TASK DETAILS =>
Could you write out every entry exactly as it stands?

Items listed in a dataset
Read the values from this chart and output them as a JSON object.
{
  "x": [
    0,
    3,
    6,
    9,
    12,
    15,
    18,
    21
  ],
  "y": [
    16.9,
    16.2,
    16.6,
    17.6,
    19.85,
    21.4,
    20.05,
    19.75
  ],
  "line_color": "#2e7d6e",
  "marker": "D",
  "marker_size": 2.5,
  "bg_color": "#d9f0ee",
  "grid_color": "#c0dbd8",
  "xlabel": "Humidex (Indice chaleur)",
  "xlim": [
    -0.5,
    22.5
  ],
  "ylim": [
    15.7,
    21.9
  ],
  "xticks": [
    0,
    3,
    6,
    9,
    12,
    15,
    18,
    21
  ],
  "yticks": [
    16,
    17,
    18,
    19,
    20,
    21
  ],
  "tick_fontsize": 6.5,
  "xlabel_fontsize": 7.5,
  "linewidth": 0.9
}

ANSWER TO THE PROBLEM =>
Read the values from this chart and output them as a JSON object.
{
  "x": [
    0,
    3,
    6,
    9,
    12,
    15,
    18,
    21
  ],
  "y": [
    16.9,
    16.2,
    16.6,
    17.6,
    19.85,
    21.4,
    20.05,
    19.75
  ],
  "line_color": "#2e7d6e",
  "marker": "D",
  "marker_size": 2.5,
  "bg_color": "#d9f0ee",
  "grid_color": "#c0dbd8",
  "xlabel": "Humidex (Indice chaleur)",
  "xlim": [
    -0.5,
    22.5
  ],
  "ylim": [
    15.7,
    21.9
  ],
  "xticks": [
    0,
    3,
    6,
    9,
    12,
    15,
    18,
    21
  ],
  "yticks": [
    16,
    17,
    18,
    19,
    20,
    21
  ],
  "tick_fontsize": 6.5,
  "xlabel_fontsize": 7.5,
  "linewidth": 0.9
}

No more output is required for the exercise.